What is required ▸
Return each entry exactly, with none missing.

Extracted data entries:
______

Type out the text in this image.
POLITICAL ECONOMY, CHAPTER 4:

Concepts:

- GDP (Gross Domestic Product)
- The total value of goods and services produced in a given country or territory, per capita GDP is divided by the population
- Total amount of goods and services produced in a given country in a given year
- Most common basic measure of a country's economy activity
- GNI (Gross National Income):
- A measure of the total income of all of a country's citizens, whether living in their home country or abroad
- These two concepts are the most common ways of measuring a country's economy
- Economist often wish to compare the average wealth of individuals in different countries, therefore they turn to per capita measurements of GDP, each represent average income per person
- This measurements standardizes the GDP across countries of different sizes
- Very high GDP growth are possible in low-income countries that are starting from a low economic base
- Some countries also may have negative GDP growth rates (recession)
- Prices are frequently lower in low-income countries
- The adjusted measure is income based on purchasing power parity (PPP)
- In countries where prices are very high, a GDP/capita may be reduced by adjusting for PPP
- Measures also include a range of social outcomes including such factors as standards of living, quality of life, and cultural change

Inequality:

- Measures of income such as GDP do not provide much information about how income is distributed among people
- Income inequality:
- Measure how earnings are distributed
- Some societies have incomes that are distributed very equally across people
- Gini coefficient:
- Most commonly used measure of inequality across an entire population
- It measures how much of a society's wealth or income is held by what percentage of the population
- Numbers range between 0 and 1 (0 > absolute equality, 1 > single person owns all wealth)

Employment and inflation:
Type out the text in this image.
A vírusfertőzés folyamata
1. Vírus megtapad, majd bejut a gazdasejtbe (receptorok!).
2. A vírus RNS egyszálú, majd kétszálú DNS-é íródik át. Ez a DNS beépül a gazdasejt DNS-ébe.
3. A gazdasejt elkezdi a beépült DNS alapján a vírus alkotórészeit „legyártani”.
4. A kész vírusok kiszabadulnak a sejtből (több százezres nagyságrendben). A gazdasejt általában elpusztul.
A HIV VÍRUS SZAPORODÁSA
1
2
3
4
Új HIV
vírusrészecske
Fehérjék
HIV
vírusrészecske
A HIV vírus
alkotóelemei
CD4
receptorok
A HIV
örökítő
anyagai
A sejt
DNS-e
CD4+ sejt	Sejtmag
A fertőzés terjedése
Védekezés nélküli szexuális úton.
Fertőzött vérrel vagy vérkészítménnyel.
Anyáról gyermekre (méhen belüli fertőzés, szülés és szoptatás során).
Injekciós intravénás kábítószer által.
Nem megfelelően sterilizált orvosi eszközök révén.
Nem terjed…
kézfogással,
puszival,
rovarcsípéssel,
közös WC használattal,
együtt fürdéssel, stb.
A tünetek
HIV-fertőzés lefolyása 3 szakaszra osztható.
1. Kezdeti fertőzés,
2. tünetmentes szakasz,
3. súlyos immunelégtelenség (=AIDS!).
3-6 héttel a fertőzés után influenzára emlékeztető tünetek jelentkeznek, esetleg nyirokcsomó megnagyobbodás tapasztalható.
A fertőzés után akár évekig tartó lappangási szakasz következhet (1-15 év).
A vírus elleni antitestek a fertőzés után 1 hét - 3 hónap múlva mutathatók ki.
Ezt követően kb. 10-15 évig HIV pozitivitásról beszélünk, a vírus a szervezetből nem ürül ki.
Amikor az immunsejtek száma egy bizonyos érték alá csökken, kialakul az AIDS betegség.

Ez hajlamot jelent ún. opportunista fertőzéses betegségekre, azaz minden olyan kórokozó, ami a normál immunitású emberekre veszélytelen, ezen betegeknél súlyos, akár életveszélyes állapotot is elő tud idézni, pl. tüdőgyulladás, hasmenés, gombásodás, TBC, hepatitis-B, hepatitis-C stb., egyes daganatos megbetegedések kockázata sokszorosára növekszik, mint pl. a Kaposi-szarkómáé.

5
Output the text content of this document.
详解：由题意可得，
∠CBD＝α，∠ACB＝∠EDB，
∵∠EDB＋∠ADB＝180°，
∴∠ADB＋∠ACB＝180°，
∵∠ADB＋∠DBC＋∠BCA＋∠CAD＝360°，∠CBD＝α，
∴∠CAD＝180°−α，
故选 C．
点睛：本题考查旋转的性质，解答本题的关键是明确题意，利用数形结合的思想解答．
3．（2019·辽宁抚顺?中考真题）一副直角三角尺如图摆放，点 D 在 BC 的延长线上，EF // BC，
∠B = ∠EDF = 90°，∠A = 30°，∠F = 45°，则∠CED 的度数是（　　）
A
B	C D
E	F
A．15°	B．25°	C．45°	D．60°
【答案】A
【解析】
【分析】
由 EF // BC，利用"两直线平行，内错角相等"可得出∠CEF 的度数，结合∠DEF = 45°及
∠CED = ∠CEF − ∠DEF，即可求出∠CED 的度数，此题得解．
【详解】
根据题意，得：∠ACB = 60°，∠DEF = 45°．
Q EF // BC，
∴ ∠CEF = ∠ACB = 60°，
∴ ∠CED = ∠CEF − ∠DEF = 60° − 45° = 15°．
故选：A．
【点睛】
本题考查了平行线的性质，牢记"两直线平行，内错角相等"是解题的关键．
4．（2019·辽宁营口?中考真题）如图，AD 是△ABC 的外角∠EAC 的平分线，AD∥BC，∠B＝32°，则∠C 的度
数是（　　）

______

Solved exercise ▸
Type out the text in this image.
POLITICAL ECONOMY, CHAPTER 4:

Concepts:

- GDP (Gross Domestic Product)
- The total value of goods and services produced in a given country or territory, per capita GDP is divided by the population
- Total amount of goods and services produced in a given country in a given year
- Most common basic measure of a country's economy activity
- GNI (Gross National Income):
- A measure of the total income of all of a country's citizens, whether living in their home country or abroad
- These two concepts are the most common ways of measuring a country's economy
- Economist often wish to compare the average wealth of individuals in different countries, therefore they turn to per capita measurements of GDP, each represent average income per person
- This measurements standardizes the GDP across countries of different sizes
- Very high GDP growth are possible in low-income countries that are starting from a low economic base
- Some countries also may have negative GDP growth rates (recession)
- Prices are frequently lower in low-income countries
- The adjusted measure is income based on purchasing power parity (PPP)
- In countries where prices are very high, a GDP/capita may be reduced by adjusting for PPP
- Measures also include a range of social outcomes including such factors as standards of living, quality of life, and cultural change

Inequality:

- Measures of income such as GDP do not provide much information about how income is distributed among people
- Income inequality:
- Measure how earnings are distributed
- Some societies have incomes that are distributed very equally across people
- Gini coefficient:
- Most commonly used measure of inequality across an entire population
- It measures how much of a society's wealth or income is held by what percentage of the population
- Numbers range between 0 and 1 (0 > absolute equality, 1 > single person owns all wealth)

Employment and inflation:
Type out the text in this image.
A vírusfertőzés folyamata
1. Vírus megtapad, majd bejut a gazdasejtbe (receptorok!).
2. A vírus RNS egyszálú, majd kétszálú DNS-é íródik át. Ez a DNS beépül a gazdasejt DNS-ébe.
3. A gazdasejt elkezdi a beépült DNS alapján a vírus alkotórészeit „legyártani”.
4. A kész vírusok kiszabadulnak a sejtből (több százezres nagyságrendben). A gazdasejt általában elpusztul.
A HIV VÍRUS SZAPORODÁSA
1
2
3
4
Új HIV
vírusrészecske
Fehérjék
HIV
vírusrészecske
A HIV vírus
alkotóelemei
CD4
receptorok
A HIV
örökítő
anyagai
A sejt
DNS-e
CD4+ sejt	Sejtmag
A fertőzés terjedése
Védekezés nélküli szexuális úton.
Fertőzött vérrel vagy vérkészítménnyel.
Anyáról gyermekre (méhen belüli fertőzés, szülés és szoptatás során).
Injekciós intravénás kábítószer által.
Nem megfelelően sterilizált orvosi eszközök révén.
Nem terjed…
kézfogással,
puszival,
rovarcsípéssel,
közös WC használattal,
együtt fürdéssel, stb.
A tünetek
HIV-fertőzés lefolyása 3 szakaszra osztható.
1. Kezdeti fertőzés,
2. tünetmentes szakasz,
3. súlyos immunelégtelenség (=AIDS!).
3-6 héttel a fertőzés után influenzára emlékeztető tünetek jelentkeznek, esetleg nyirokcsomó megnagyobbodás tapasztalható.
A fertőzés után akár évekig tartó lappangási szakasz következhet (1-15 év).
A vírus elleni antitestek a fertőzés után 1 hét - 3 hónap múlva mutathatók ki.
Ezt követően kb. 10-15 évig HIV pozitivitásról beszélünk, a vírus a szervezetből nem ürül ki.
Amikor az immunsejtek száma egy bizonyos érték alá csökken, kialakul az AIDS betegség.

Ez hajlamot jelent ún. opportunista fertőzéses betegségekre, azaz minden olyan kórokozó, ami a normál immunitású emberekre veszélytelen, ezen betegeknél súlyos, akár életveszélyes állapotot is elő tud idézni, pl. tüdőgyulladás, hasmenés, gombásodás, TBC, hepatitis-B, hepatitis-C stb., egyes daganatos megbetegedések kockázata sokszorosára növekszik, mint pl. a Kaposi-szarkómáé.

5
Output the text content of this document.
详解：由题意可得，
∠CBD＝α，∠ACB＝∠EDB，
∵∠EDB＋∠ADB＝180°，
∴∠ADB＋∠ACB＝180°，
∵∠ADB＋∠DBC＋∠BCA＋∠CAD＝360°，∠CBD＝α，
∴∠CAD＝180°−α，
故选 C．
点睛：本题考查旋转的性质，解答本题的关键是明确题意，利用数形结合的思想解答．
3．（2019·辽宁抚顺?中考真题）一副直角三角尺如图摆放，点 D 在 BC 的延长线上，EF // BC，
∠B = ∠EDF = 90°，∠A = 30°，∠F = 45°，则∠CED 的度数是（　　）
A
B	C D
E	F
A．15°	B．25°	C．45°	D．60°
【答案】A
【解析】
【分析】
由 EF // BC，利用"两直线平行，内错角相等"可得出∠CEF 的度数，结合∠DEF = 45°及
∠CED = ∠CEF − ∠DEF，即可求出∠CED 的度数，此题得解．
【详解】
根据题意，得：∠ACB = 60°，∠DEF = 45°．
Q EF // BC，
∴ ∠CEF = ∠ACB = 60°，
∴ ∠CED = ∠CEF − ∠DEF = 60° − 45° = 15°．
故选：A．
【点睛】
本题考查了平行线的性质，牢记"两直线平行，内错角相等"是解题的关键．
4．（2019·辽宁营口?中考真题）如图，AD 是△ABC 的外角∠EAC 的平分线，AD∥BC，∠B＝32°，则∠C 的度
数是（　　）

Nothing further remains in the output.